■ **What you will do**
Exact reproduction is required for all entries.

····················

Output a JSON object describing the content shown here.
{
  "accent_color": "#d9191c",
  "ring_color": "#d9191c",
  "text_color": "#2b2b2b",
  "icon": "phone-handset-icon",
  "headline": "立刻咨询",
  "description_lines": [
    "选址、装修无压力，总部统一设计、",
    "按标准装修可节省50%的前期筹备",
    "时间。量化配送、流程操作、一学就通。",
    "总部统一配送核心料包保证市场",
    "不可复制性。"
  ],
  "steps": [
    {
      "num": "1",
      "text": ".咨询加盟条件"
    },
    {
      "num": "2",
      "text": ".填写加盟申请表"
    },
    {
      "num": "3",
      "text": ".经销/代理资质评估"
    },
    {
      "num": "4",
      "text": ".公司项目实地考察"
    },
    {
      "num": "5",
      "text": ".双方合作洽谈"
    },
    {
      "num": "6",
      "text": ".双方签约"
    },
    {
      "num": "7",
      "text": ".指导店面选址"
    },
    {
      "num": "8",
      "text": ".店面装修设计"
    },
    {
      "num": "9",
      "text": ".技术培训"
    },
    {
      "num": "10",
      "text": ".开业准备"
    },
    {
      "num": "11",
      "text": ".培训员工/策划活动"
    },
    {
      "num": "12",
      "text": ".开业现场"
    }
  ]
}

····················

■ **Full output**
Output a JSON object describing the content shown here.
{
  "accent_color": "#d9191c",
  "ring_color": "#d9191c",
  "text_color": "#2b2b2b",
  "icon": "phone-handset-icon",
  "headline": "立刻咨询",
  "description_lines": [
    "选址、装修无压力，总部统一设计、",
    "按标准装修可节省50%的前期筹备",
    "时间。量化配送、流程操作、一学就通。",
    "总部统一配送核心料包保证市场",
    "不可复制性。"
  ],
  "steps": [
    {
      "num": "1",
      "text": ".咨询加盟条件"
    },
    {
      "num": "2",
      "text": ".填写加盟申请表"
    },
    {
      "num": "3",
      "text": ".经销/代理资质评估"
    },
    {
      "num": "4",
      "text": ".公司项目实地考察"
    },
    {
      "num": "5",
      "text": ".双方合作洽谈"
    },
    {
      "num": "6",
      "text": ".双方签约"
    },
    {
      "num": "7",
      "text": ".指导店面选址"
    },
    {
      "num": "8",
      "text": ".店面装修设计"
    },
    {
      "num": "9",
      "text": ".技术培训"
    },
    {
      "num": "10",
      "text": ".开业准备"
    },
    {
      "num": "11",
      "text": ".培训员工/策划活动"
    },
    {
      "num": "12",
      "text": ".开业现场"
    }
  ]
}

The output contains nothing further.